- _Exercise requirements_
The entries that follow should be written out exactly.

[Recorded data]

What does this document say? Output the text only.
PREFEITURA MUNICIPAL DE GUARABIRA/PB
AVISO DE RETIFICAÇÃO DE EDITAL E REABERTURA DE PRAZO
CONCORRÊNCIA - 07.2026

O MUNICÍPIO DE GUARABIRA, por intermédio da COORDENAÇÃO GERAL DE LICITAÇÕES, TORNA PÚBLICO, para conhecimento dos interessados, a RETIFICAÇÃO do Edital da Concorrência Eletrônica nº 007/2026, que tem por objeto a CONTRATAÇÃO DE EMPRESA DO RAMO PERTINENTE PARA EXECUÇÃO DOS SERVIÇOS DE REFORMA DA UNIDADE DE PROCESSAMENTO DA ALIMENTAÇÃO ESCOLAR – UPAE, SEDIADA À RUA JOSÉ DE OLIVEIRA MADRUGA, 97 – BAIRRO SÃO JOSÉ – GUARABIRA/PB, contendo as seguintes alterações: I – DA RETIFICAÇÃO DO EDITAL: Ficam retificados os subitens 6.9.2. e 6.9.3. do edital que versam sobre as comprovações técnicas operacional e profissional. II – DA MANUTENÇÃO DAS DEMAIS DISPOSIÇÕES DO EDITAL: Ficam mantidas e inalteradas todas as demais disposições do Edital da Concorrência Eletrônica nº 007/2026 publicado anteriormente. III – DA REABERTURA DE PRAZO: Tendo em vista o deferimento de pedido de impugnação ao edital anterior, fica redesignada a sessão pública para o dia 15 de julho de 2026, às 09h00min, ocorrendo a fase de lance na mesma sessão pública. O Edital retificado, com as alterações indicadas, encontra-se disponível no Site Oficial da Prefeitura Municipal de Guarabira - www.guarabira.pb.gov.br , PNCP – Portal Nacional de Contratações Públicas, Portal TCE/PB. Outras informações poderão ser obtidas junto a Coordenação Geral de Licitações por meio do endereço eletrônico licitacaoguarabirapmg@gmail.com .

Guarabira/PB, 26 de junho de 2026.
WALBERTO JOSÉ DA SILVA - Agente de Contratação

- _Solution for this exercise_
What does this document say? Output the text only.
PREFEITURA MUNICIPAL DE GUARABIRA/PB
AVISO DE RETIFICAÇÃO DE EDITAL E REABERTURA DE PRAZO
CONCORRÊNCIA - 07.2026

O MUNICÍPIO DE GUARABIRA, por intermédio da COORDENAÇÃO GERAL DE LICITAÇÕES, TORNA PÚBLICO, para conhecimento dos interessados, a RETIFICAÇÃO do Edital da Concorrência Eletrônica nº 007/2026, que tem por objeto a CONTRATAÇÃO DE EMPRESA DO RAMO PERTINENTE PARA EXECUÇÃO DOS SERVIÇOS DE REFORMA DA UNIDADE DE PROCESSAMENTO DA ALIMENTAÇÃO ESCOLAR – UPAE, SEDIADA À RUA JOSÉ DE OLIVEIRA MADRUGA, 97 – BAIRRO SÃO JOSÉ – GUARABIRA/PB, contendo as seguintes alterações: I – DA RETIFICAÇÃO DO EDITAL: Ficam retificados os subitens 6.9.2. e 6.9.3. do edital que versam sobre as comprovações técnicas operacional e profissional. II – DA MANUTENÇÃO DAS DEMAIS DISPOSIÇÕES DO EDITAL: Ficam mantidas e inalteradas todas as demais disposições do Edital da Concorrência Eletrônica nº 007/2026 publicado anteriormente. III – DA REABERTURA DE PRAZO: Tendo em vista o deferimento de pedido de impugnação ao edital anterior, fica redesignada a sessão pública para o dia 15 de julho de 2026, às 09h00min, ocorrendo a fase de lance na mesma sessão pública. O Edital retificado, com as alterações indicadas, encontra-se disponível no Site Oficial da Prefeitura Municipal de Guarabira - www.guarabira.pb.gov.br , PNCP – Portal Nacional de Contratações Públicas, Portal TCE/PB. Outras informações poderão ser obtidas junto a Coordenação Geral de Licitações por meio do endereço eletrônico licitacaoguarabirapmg@gmail.com .

Guarabira/PB, 26 de junho de 2026.
WALBERTO JOSÉ DA SILVA - Agente de Contratação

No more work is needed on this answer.